Set task: Wherever the string "AVAILABLE" appears, copy the whole line.

########

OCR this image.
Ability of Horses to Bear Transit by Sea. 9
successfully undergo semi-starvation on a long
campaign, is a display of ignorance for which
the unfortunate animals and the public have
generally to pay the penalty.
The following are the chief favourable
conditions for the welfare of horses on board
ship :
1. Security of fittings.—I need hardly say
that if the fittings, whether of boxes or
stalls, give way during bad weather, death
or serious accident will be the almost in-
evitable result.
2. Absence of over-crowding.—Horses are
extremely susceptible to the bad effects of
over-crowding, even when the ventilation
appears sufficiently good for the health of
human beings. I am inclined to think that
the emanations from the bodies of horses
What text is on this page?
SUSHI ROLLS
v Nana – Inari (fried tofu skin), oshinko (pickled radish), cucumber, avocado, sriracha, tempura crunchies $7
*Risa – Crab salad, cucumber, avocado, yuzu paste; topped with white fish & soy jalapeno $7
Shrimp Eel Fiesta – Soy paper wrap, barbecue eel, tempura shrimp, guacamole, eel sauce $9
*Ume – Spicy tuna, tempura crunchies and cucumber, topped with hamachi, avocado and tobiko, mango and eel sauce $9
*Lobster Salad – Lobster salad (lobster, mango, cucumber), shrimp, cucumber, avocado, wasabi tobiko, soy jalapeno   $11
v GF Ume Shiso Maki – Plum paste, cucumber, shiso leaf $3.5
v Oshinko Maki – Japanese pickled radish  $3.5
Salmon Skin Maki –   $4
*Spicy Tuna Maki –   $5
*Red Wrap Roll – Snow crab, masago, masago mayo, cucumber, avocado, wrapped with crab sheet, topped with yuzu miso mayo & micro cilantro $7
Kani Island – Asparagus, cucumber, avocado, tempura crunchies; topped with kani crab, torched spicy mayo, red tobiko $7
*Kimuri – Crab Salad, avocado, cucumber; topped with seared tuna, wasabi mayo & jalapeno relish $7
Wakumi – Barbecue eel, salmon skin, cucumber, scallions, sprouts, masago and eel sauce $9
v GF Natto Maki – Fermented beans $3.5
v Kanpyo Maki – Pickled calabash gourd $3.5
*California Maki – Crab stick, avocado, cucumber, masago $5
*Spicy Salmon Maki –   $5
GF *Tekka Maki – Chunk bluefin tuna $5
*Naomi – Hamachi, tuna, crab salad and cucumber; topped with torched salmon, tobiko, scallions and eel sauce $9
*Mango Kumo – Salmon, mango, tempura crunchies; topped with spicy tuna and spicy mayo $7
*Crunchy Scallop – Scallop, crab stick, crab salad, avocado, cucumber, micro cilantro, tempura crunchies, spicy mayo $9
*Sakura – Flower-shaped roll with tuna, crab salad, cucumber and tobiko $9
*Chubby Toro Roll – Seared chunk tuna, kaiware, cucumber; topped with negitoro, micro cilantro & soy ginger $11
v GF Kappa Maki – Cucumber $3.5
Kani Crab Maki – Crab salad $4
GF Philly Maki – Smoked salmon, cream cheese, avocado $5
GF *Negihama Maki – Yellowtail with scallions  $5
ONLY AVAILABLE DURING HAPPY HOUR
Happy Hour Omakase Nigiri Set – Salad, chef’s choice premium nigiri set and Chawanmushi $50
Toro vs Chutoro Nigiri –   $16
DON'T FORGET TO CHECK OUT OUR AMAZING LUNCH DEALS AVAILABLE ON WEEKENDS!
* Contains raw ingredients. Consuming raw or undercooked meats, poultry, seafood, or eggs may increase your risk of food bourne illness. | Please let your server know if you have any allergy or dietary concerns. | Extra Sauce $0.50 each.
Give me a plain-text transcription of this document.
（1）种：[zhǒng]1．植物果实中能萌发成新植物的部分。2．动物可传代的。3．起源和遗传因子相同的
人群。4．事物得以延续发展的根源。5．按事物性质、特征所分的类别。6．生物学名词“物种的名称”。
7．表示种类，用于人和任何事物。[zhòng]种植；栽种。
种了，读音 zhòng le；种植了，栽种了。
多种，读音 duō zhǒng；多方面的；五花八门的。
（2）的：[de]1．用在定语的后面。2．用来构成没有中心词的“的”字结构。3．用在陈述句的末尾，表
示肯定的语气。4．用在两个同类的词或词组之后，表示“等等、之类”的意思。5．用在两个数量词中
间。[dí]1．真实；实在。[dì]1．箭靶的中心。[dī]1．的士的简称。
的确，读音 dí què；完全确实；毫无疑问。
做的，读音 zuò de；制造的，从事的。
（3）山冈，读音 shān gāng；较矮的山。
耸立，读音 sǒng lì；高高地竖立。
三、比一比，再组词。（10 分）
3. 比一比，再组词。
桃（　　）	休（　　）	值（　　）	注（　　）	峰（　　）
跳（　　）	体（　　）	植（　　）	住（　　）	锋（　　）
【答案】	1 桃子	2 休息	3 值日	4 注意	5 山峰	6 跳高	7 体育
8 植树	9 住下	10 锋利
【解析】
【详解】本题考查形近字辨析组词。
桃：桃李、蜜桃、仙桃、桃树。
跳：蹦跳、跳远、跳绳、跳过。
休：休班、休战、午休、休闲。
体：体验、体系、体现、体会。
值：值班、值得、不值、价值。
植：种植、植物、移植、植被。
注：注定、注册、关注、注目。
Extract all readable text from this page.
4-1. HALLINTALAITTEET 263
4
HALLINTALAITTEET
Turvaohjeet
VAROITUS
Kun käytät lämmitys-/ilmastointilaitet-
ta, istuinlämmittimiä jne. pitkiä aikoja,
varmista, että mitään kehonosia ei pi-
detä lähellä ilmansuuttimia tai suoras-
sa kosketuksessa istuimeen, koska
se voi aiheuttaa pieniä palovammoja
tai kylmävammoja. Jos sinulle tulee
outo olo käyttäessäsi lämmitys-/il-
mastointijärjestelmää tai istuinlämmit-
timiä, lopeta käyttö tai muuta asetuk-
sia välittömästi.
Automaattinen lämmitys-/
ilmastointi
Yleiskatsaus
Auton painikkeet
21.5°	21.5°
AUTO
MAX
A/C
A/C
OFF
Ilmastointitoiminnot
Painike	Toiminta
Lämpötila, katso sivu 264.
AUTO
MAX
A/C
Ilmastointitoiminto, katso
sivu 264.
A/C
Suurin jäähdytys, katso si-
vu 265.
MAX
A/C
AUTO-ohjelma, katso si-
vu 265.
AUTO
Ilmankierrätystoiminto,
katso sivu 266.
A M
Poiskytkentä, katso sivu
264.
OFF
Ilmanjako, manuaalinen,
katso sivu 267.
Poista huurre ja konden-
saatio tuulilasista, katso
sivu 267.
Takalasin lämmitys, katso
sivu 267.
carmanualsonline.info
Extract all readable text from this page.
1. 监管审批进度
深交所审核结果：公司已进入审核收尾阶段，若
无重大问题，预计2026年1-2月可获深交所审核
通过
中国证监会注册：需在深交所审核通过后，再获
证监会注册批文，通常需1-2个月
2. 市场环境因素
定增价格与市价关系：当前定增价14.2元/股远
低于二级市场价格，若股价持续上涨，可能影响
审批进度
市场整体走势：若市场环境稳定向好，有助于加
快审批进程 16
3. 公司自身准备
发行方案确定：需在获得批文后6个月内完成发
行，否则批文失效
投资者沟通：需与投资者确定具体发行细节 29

########

Answer to the problem:
ONLY AVAILABLE DURING HAPPY HOUR
DON'T FORGET TO CHECK OUT OUR AMAZING LUNCH DEALS AVAILABLE ON WEEKENDS!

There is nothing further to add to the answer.